**WRITTEN PROBLEM**: Copy all lines in which the word "sections" can be found.

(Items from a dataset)

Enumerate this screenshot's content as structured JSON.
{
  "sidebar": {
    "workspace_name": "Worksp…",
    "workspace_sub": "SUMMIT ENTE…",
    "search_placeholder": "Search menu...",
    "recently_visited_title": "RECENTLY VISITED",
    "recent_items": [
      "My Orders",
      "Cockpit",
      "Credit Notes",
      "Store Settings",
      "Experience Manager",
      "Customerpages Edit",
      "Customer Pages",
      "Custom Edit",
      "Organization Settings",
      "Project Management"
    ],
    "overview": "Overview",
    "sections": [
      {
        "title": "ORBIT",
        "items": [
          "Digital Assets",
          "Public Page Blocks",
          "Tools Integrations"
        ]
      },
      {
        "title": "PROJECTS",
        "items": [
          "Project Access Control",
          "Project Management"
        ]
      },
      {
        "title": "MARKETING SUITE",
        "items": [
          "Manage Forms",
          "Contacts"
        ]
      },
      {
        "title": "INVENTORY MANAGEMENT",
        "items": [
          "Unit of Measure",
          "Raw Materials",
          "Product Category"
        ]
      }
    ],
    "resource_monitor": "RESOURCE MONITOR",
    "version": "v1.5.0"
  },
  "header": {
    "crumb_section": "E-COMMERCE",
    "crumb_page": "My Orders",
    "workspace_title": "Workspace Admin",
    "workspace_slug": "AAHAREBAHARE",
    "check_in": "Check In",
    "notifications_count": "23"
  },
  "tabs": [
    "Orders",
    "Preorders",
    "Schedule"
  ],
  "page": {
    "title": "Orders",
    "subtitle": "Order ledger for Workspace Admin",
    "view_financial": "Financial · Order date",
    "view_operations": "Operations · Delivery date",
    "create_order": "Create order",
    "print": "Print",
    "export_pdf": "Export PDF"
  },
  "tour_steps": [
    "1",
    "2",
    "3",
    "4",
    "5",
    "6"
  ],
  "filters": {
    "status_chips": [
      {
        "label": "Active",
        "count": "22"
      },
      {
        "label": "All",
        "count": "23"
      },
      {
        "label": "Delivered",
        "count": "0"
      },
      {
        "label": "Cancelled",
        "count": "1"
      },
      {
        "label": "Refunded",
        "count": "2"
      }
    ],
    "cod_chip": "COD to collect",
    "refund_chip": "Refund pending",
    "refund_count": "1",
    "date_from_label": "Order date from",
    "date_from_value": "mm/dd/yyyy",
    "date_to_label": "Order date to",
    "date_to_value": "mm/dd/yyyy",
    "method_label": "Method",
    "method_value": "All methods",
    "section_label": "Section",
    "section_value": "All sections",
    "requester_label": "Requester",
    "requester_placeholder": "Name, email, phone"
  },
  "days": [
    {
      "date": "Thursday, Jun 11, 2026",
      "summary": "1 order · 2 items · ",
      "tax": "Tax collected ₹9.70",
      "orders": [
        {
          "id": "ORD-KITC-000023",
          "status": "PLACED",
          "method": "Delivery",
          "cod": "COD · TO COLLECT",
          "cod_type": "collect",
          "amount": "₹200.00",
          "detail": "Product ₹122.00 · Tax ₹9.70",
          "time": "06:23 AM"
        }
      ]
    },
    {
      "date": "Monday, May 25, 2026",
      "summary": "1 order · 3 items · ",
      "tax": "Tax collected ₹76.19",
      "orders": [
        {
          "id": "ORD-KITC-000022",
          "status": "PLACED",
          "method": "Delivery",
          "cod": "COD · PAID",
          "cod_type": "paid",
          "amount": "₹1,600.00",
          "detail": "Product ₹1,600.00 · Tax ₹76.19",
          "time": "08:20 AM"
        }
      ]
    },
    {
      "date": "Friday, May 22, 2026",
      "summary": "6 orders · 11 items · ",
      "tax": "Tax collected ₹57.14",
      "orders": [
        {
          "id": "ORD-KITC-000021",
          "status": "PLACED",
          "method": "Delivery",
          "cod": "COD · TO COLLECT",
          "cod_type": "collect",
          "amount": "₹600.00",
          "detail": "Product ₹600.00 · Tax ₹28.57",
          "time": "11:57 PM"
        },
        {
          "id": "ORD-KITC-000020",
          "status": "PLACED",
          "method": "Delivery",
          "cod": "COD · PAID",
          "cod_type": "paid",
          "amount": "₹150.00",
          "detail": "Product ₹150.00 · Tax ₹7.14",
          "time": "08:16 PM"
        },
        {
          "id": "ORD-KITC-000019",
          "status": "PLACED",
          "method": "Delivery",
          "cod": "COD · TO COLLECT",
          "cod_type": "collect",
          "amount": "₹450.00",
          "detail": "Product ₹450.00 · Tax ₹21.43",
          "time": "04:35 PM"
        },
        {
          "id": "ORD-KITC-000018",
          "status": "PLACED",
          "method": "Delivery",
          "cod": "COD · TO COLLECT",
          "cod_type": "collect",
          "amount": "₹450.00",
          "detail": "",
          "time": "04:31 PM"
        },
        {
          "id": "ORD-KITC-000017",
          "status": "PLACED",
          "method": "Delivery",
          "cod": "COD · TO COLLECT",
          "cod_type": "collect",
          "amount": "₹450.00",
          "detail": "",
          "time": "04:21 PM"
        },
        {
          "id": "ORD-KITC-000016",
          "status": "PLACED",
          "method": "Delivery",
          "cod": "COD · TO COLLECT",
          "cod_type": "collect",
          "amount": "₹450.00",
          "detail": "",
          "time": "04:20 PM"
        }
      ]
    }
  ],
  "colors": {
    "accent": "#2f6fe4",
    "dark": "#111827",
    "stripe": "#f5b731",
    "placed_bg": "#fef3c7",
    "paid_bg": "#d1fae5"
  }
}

**ANSWER**:
    "sections": [
    "section_value": "All sections",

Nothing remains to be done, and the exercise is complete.